# Exercise:
Render the material again word for word, skipping the pictures in it.

- - -

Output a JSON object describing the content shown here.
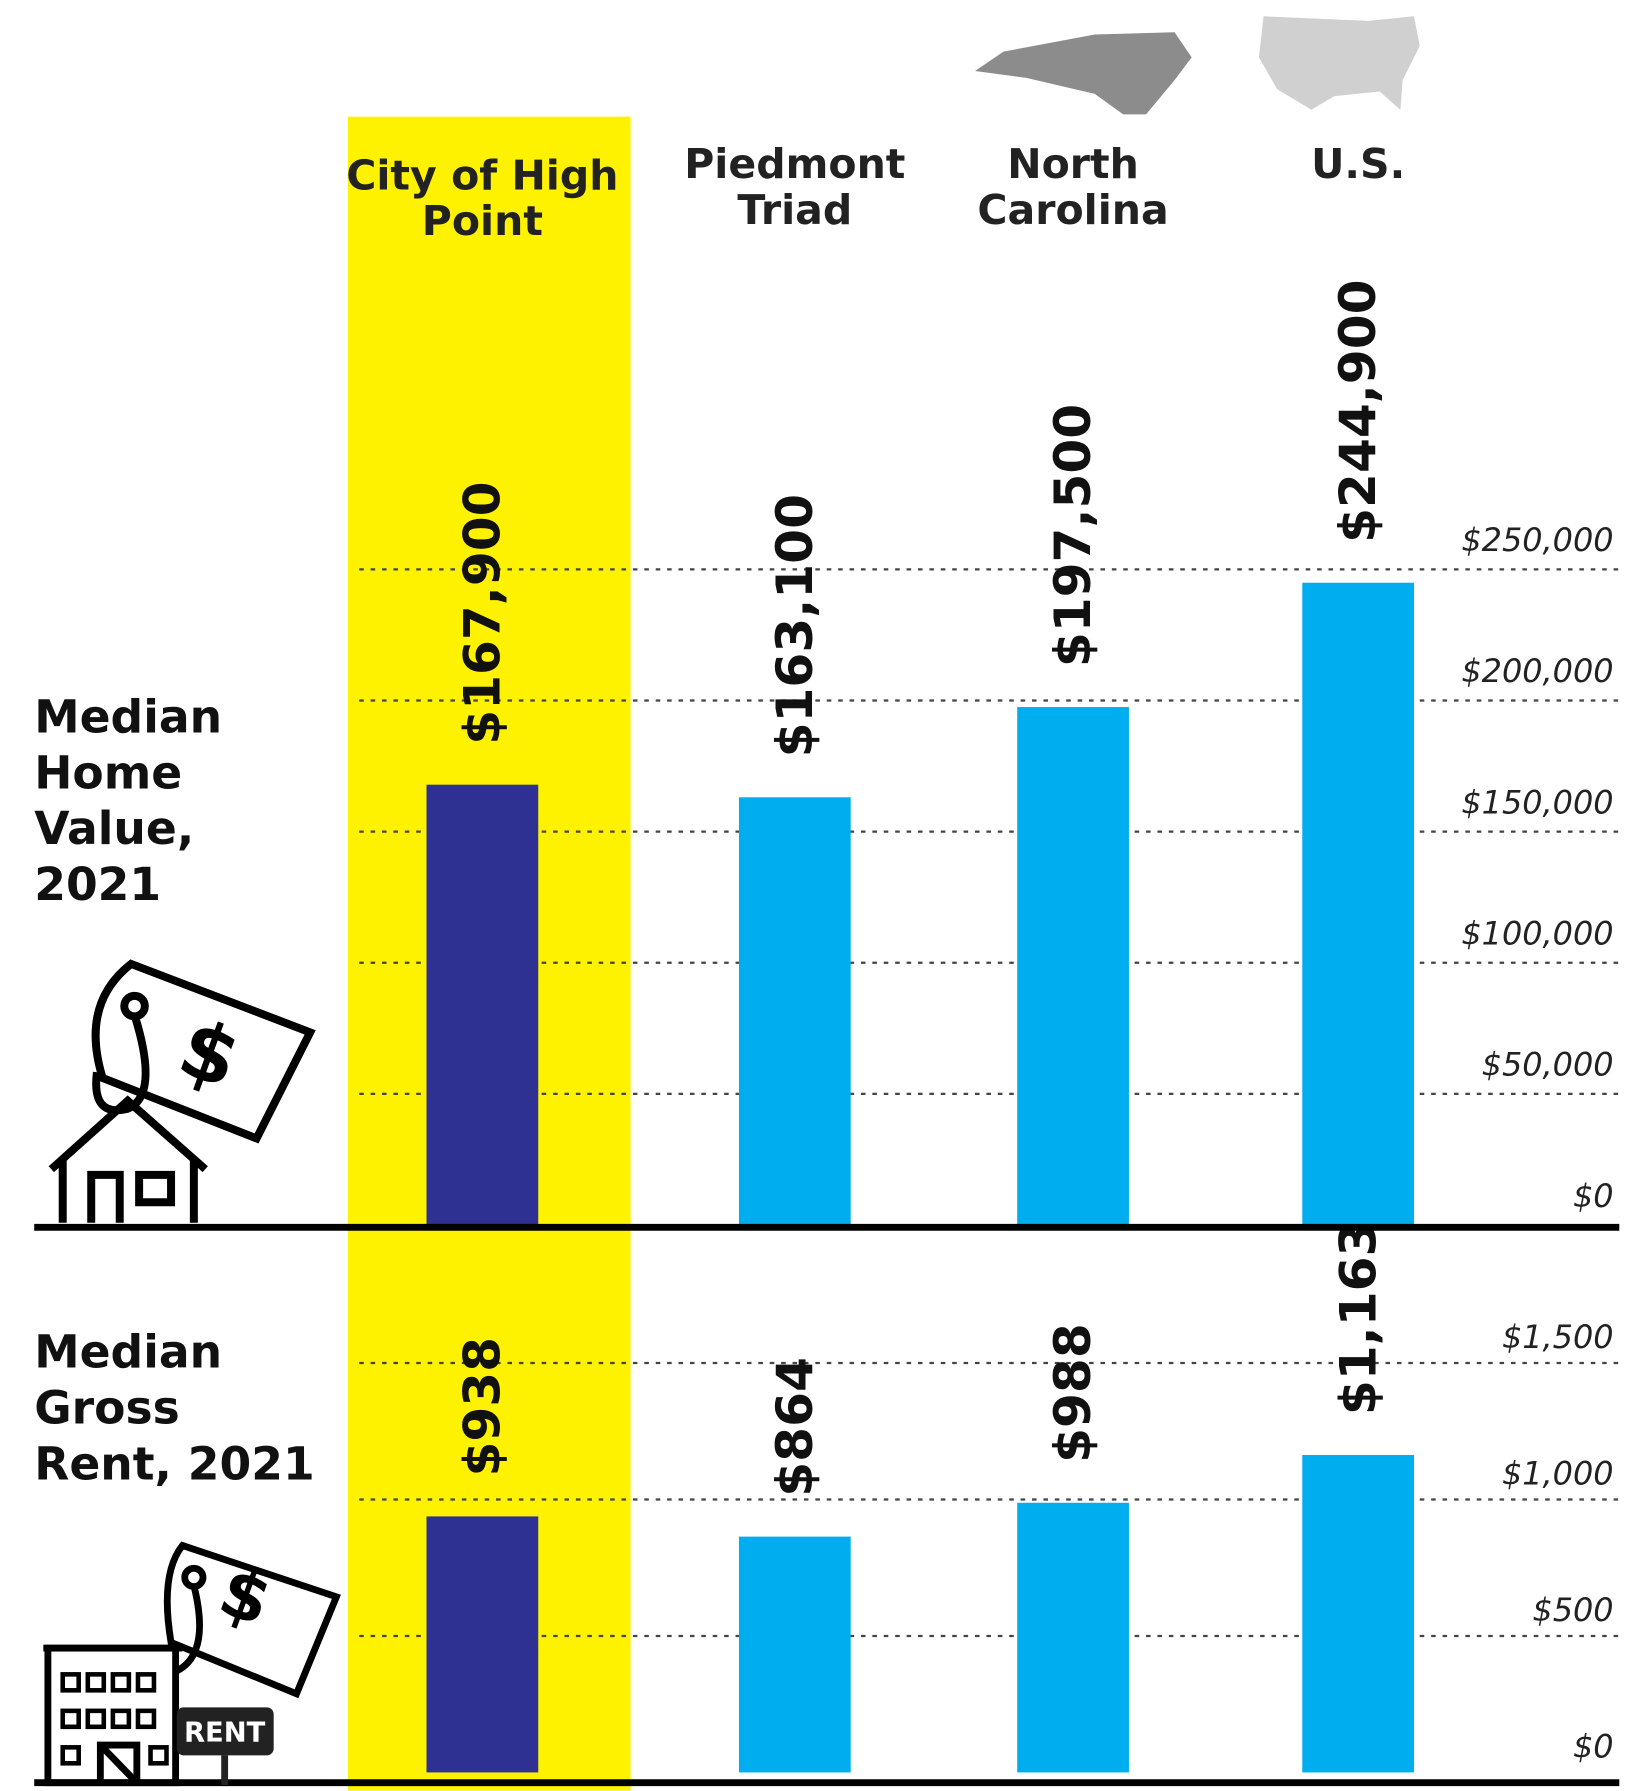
{
  "chart_data": [
    {
      "type": "bar",
      "title": "Median Home Value, 2021",
      "categories": [
        "City of High Point",
        "Piedmont Triad",
        "North Carolina",
        "U.S."
      ],
      "values": [
        167900,
        163100,
        197500,
        244900
      ],
      "value_labels": [
        "$167,900",
        "$163,100",
        "$197,500",
        "$244,900"
      ],
      "colors": [
        "#2e3192",
        "#00aeef",
        "#00aeef",
        "#00aeef"
      ],
      "ylim": [
        0,
        250000
      ],
      "yticks": [
        {
          "value": 0,
          "label": "$0"
        },
        {
          "value": 50000,
          "label": "$50,000"
        },
        {
          "value": 100000,
          "label": "$100,000"
        },
        {
          "value": 150000,
          "label": "$150,000"
        },
        {
          "value": 200000,
          "label": "$200,000"
        },
        {
          "value": 250000,
          "label": "$250,000"
        }
      ],
      "grid": true
    },
    {
      "type": "bar",
      "title": "Median Gross Rent, 2021",
      "values": [
        938,
        864,
        988,
        1163
      ],
      "value_labels": [
        "$938",
        "$864",
        "$988",
        "$1,163"
      ],
      "colors": [
        "#2e3192",
        "#00aeef",
        "#00aeef",
        "#00aeef"
      ],
      "ylim": [
        0,
        1500
      ],
      "yticks": [
        {
          "value": 0,
          "label": "$0"
        },
        {
          "value": 500,
          "label": "$500"
        },
        {
          "value": 1000,
          "label": "$1,000"
        },
        {
          "value": 1500,
          "label": "$1,500"
        }
      ],
      "grid": true
    }
  ]
}
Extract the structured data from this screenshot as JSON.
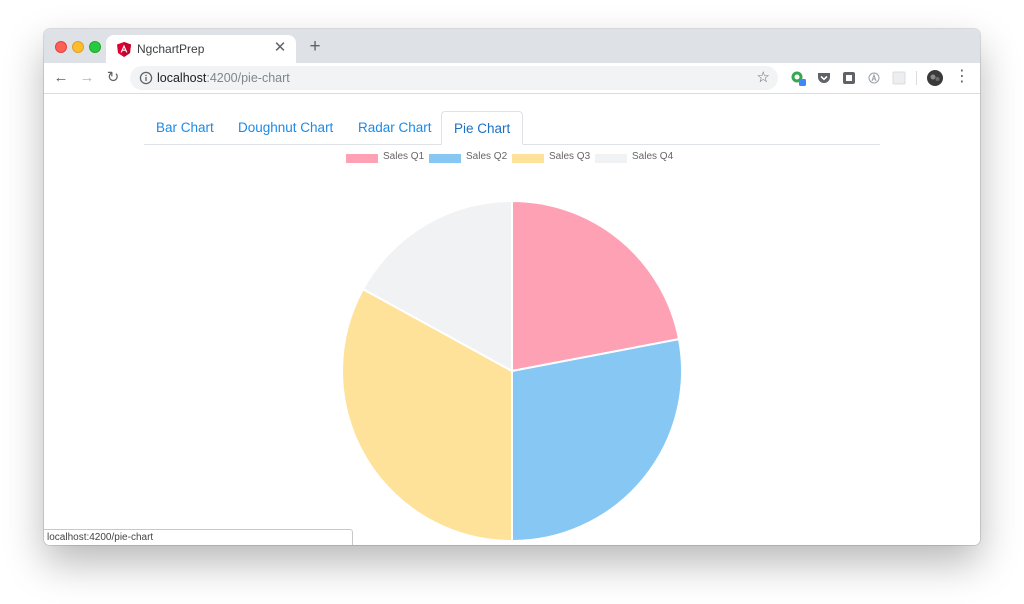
{
  "browser": {
    "tab_title": "NgchartPrep",
    "url_host": "localhost",
    "url_path": ":4200/pie-chart",
    "status_text": "localhost:4200/pie-chart"
  },
  "icons": {
    "favicon": "angular-icon",
    "close": "close-icon",
    "new_tab": "plus-icon",
    "back": "back-arrow-icon",
    "forward": "forward-arrow-icon",
    "reload": "reload-icon",
    "info": "info-icon",
    "star": "star-icon",
    "menu": "more-vert-icon",
    "close_glyph": "✕",
    "plus_glyph": "+",
    "back_glyph": "←",
    "forward_glyph": "→",
    "reload_glyph": "↻",
    "star_glyph": "☆",
    "menu_glyph": "⋮"
  },
  "nav": {
    "tabs": [
      {
        "label": "Bar Chart",
        "active": false
      },
      {
        "label": "Doughnut Chart",
        "active": false
      },
      {
        "label": "Radar Chart",
        "active": false
      },
      {
        "label": "Pie Chart",
        "active": true
      }
    ]
  },
  "chart_data": {
    "type": "pie",
    "labels": [
      "Sales Q1",
      "Sales Q2",
      "Sales Q3",
      "Sales Q4"
    ],
    "values": [
      22,
      28,
      33,
      17
    ],
    "colors": [
      "#ffa1b5",
      "#86c7f3",
      "#ffe29a",
      "#f1f2f4"
    ],
    "legend_position": "top"
  }
}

- - -

# Exercise output:
Output a JSON object describing the content shown here.
{
  "chart_data": [
    {
      "type": "bar",
      "title": "Median Home Value, 2021",
      "categories": [
        "City of High Point",
        "Piedmont Triad",
        "North Carolina",
        "U.S."
      ],
      "values": [
        167900,
        163100,
        197500,
        244900
      ],
      "value_labels": [
        "$167,900",
        "$163,100",
        "$197,500",
        "$244,900"
      ],
      "colors": [
        "#2e3192",
        "#00aeef",
        "#00aeef",
        "#00aeef"
      ],
      "ylim": [
        0,
        250000
      ],
      "yticks": [
        {
          "value": 0,
          "label": "$0"
        },
        {
          "value": 50000,
          "label": "$50,000"
        },
        {
          "value": 100000,
          "label": "$100,000"
        },
        {
          "value": 150000,
          "label": "$150,000"
        },
        {
          "value": 200000,
          "label": "$200,000"
        },
        {
          "value": 250000,
          "label": "$250,000"
        }
      ],
      "grid": true
    },
    {
      "type": "bar",
      "title": "Median Gross Rent, 2021",
      "values": [
        938,
        864,
        988,
        1163
      ],
      "value_labels": [
        "$938",
        "$864",
        "$988",
        "$1,163"
      ],
      "colors": [
        "#2e3192",
        "#00aeef",
        "#00aeef",
        "#00aeef"
      ],
      "ylim": [
        0,
        1500
      ],
      "yticks": [
        {
          "value": 0,
          "label": "$0"
        },
        {
          "value": 500,
          "label": "$500"
        },
        {
          "value": 1000,
          "label": "$1,000"
        },
        {
          "value": 1500,
          "label": "$1,500"
        }
      ],
      "grid": true
    }
  ]
}
Extract the structured data from this screenshot as JSON.
{
  "browser": {
    "tab_title": "NgchartPrep",
    "url_host": "localhost",
    "url_path": ":4200/pie-chart",
    "status_text": "localhost:4200/pie-chart"
  },
  "icons": {
    "favicon": "angular-icon",
    "close": "close-icon",
    "new_tab": "plus-icon",
    "back": "back-arrow-icon",
    "forward": "forward-arrow-icon",
    "reload": "reload-icon",
    "info": "info-icon",
    "star": "star-icon",
    "menu": "more-vert-icon",
    "close_glyph": "✕",
    "plus_glyph": "+",
    "back_glyph": "←",
    "forward_glyph": "→",
    "reload_glyph": "↻",
    "star_glyph": "☆",
    "menu_glyph": "⋮"
  },
  "nav": {
    "tabs": [
      {
        "label": "Bar Chart",
        "active": false
      },
      {
        "label": "Doughnut Chart",
        "active": false
      },
      {
        "label": "Radar Chart",
        "active": false
      },
      {
        "label": "Pie Chart",
        "active": true
      }
    ]
  },
  "chart_data": {
    "type": "pie",
    "labels": [
      "Sales Q1",
      "Sales Q2",
      "Sales Q3",
      "Sales Q4"
    ],
    "values": [
      22,
      28,
      33,
      17
    ],
    "colors": [
      "#ffa1b5",
      "#86c7f3",
      "#ffe29a",
      "#f1f2f4"
    ],
    "legend_position": "top"
  }
}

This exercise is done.